> **課題 1**: 原文によれば、段落の見出しスタイルを取得するのはどのクラスの何というメソッドか答えよ。
> **課題 2**: 原文の「今回はDocument AP」から「ェクト)が格納されています。」までのすべてを、一字も変えずに書き写せ。

> **原文**:
どうも。つじけ(tsujikenzo)です。このシリーズでは「業務マニュアルとアセスメントシートを(同時に)作ろう」についてお送りしています。全7回の予定で、今日は第3回目です。
前回のおさらい
さて、前回は「マニュアルの作成の仕方」をご説明し、簡単な「Document API」を叩いてみました。
今回はDocument APIの続きで「マニュアルの見出しスタイルを抽出しよう」をお送りします。
段落から見出しスタイル一覧を取得する
今完成しているコードはこのようなコードで、ドキュメントのタイトルと本文(プレーン)がログで取れていました。
function documentConverter() { const doc = DocumentApp.openById('作成したマニュアルのドキュメントID'); const title = doc.getName(); const body = doc.getBody().getText(); console.log(title); console.log(body); }
段落一覧を取得する
下記のコードではdocにDocumentオブジェクト、bodyにはBodyオブジェクト(正式名称はDocumentBodySectionオブジェクトで、HeaderSection、FooterSection、およびFootnoteSection要素を除くすべての要素が含まれているオブジェクト)が格納されています。
const doc = DocumentApp.openById('作成したマニュアルのドキュメントID'); const body = doc.getBody();
ドキュメントの本文を操作する時、その多くはまず段落を操作することになります。段落とは、文章の後にEnterキーで改行が挿入された文章の塊のことです。例え1行だとしてもEnterキーで改行されていればそれは「段落」となります。キャプチャにも段落がついてしまうのでご注意ください。
Bodyクラスには段落一覧を取得する.getParagraphs()メソッドが用意されていますので、Bodyオブジェクトに含まれる段落一覧を取得することができます。
const doc = DocumentApp.openById('作成したマニュアルのドキュメントID'); const paragraphs = doc.getBody().getParagraphs(); console.log(paragraphs); Logger.log(paragraphs);
このようなログが取れているでしょうか。お手元のマニュアルの段落の数だけ「{}」もしくは「Paragraphオブジェクト」が配列で取得できています。(前者の{}もParagraphオブジェクトで、外見が違うだけです。)
見出しスタイルを取得する
全ての段落には「標準テキスト」「タイトル」「見出し1」のような見出しスタイルが設定されています。
見出しスタイルを取得するのはParagraphクラスの.getHeading()メソッドです。
戻り値はEnum ParagraphHeadingオブジェクトです。Enumについて簡単な記事を書きましたのでこちらもご参照ください。(今は読む必要はありません)
Enum ParagraphHeadingオブジェクトには様々な値が定義されていますが、現時点では下記9つのプロパティのいずれかが定義されていることを理解しましょう。
Enum ParagraphHeadingオブジェクトに定義されているプロパティの確認方法は.toJSON()メソッドです。コードで確認してみましょう。
const doc = DocumentApp.openById('作成したマニュアルのドキュメントID'); const paragraphs = doc.getBody().getParagraphs(); //[{},{},...,{}] //paragraphs[0]に定義されているプロパティを確認する console.log(paragraphs[0].getHeading().toJSON()); //こちらの書き方でも構いませんconsole.log(JSON.parse(JSON.stringify(paragraphs[0].getHeading())));
プロパティは「HEADING2」であることが確認できました。

バウンディングボックス予測データ

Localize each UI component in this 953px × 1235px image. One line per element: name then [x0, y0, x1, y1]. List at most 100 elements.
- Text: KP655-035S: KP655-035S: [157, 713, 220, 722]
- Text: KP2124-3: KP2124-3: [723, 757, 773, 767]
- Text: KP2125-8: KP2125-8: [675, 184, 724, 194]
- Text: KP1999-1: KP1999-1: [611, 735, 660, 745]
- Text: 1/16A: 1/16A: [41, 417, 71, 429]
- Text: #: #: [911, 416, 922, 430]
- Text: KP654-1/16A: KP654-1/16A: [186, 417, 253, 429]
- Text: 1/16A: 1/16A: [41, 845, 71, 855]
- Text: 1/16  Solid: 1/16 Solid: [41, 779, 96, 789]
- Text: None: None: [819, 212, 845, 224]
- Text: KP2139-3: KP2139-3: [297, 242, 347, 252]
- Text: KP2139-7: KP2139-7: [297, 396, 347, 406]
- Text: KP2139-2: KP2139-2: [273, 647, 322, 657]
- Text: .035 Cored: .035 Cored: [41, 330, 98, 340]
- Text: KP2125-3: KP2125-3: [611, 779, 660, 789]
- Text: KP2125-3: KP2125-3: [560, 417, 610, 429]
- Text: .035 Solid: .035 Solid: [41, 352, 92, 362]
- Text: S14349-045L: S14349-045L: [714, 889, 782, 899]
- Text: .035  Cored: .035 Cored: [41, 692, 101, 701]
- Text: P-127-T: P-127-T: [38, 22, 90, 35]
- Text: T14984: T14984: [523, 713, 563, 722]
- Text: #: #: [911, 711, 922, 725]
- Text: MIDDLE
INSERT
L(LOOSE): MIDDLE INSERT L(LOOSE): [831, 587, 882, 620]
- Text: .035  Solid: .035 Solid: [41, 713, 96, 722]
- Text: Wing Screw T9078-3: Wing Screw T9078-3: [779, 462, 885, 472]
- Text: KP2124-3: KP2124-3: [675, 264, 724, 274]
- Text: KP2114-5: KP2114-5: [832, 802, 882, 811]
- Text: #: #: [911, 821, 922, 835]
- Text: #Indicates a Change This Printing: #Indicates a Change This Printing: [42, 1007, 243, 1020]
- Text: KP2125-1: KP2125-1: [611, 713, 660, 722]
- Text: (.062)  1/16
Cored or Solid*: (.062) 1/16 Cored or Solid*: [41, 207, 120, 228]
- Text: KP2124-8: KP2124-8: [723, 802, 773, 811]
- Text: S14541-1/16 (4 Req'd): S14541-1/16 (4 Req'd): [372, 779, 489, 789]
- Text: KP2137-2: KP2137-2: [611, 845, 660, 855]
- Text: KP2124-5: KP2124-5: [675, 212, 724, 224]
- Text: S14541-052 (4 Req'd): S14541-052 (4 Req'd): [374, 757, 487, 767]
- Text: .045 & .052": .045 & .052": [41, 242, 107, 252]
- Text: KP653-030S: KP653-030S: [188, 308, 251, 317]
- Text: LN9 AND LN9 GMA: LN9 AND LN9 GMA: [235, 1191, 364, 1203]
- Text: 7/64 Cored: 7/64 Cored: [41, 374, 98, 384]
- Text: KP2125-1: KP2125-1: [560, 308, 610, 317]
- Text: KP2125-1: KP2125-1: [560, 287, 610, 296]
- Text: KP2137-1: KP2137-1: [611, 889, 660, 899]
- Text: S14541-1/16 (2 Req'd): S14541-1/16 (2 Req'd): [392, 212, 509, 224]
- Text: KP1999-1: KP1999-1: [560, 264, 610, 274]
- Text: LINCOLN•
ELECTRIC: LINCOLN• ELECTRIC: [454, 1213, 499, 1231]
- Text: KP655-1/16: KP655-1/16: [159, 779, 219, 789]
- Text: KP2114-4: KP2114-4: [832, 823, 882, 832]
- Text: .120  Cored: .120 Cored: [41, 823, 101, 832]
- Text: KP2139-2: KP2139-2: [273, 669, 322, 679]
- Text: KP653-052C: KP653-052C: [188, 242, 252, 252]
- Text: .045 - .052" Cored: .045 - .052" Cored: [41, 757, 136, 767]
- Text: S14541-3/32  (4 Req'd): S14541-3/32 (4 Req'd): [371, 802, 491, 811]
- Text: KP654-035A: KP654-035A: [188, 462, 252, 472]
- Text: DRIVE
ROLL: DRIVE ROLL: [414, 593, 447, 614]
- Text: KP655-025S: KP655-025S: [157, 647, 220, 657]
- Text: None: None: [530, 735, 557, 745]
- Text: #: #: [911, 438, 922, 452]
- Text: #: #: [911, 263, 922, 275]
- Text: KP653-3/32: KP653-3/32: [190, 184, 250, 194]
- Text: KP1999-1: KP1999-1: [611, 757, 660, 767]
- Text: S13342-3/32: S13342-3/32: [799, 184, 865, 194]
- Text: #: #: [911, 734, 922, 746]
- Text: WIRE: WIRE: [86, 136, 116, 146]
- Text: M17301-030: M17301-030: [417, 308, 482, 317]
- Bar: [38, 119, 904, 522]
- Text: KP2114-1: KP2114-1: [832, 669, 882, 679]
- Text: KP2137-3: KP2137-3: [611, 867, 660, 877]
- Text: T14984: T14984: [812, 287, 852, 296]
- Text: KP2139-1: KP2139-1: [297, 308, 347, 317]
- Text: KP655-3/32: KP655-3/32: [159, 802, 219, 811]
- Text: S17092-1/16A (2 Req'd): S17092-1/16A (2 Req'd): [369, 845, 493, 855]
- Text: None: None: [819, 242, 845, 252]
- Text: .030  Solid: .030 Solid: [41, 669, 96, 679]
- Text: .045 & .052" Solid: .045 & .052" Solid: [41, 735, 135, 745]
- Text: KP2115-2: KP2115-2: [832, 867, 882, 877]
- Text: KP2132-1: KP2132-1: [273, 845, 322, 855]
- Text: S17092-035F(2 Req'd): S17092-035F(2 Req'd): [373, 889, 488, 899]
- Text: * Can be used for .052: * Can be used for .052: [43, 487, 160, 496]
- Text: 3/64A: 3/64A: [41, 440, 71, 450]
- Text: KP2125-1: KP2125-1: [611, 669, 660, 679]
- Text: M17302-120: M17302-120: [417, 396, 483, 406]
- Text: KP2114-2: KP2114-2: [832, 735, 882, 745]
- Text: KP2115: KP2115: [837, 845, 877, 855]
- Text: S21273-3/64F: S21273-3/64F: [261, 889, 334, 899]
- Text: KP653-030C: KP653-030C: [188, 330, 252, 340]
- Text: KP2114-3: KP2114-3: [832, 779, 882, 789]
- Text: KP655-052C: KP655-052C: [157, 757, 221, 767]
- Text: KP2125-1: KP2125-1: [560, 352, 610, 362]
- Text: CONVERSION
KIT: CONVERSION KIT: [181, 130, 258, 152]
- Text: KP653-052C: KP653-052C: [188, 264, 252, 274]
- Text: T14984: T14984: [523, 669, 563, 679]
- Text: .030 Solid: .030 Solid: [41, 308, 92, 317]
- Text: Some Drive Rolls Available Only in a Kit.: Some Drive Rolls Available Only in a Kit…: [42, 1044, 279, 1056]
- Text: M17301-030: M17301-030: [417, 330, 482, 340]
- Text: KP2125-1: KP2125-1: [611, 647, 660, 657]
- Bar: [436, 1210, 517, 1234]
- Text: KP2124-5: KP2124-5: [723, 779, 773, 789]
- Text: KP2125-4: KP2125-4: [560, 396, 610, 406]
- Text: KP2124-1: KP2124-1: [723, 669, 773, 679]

> **回答 1**: Paragraphクラスの.getHeading()メソッド。

> **回答 2**:
今回はDocument APIの続きで「マニュアルの見出しスタイルを抽出しよう」をお送りします。
段落から見出しスタイル一覧を取得する
今完成しているコードはこのようなコードで、ドキュメントのタイトルと本文(プレーン)がログで取れていました。
function documentConverter() { const doc = DocumentApp.openById('作成したマニュアルのドキュメントID'); const title = doc.getName(); const body = doc.getBody().getText(); console.log(title); console.log(body); }
段落一覧を取得する
下記のコードではdocにDocumentオブジェクト、bodyにはBodyオブジェクト(正式名称はDocumentBodySectionオブジェクトで、HeaderSection、FooterSection、およびFootnoteSection要素を除くすべての要素が含まれているオブジェクト)が格納されています。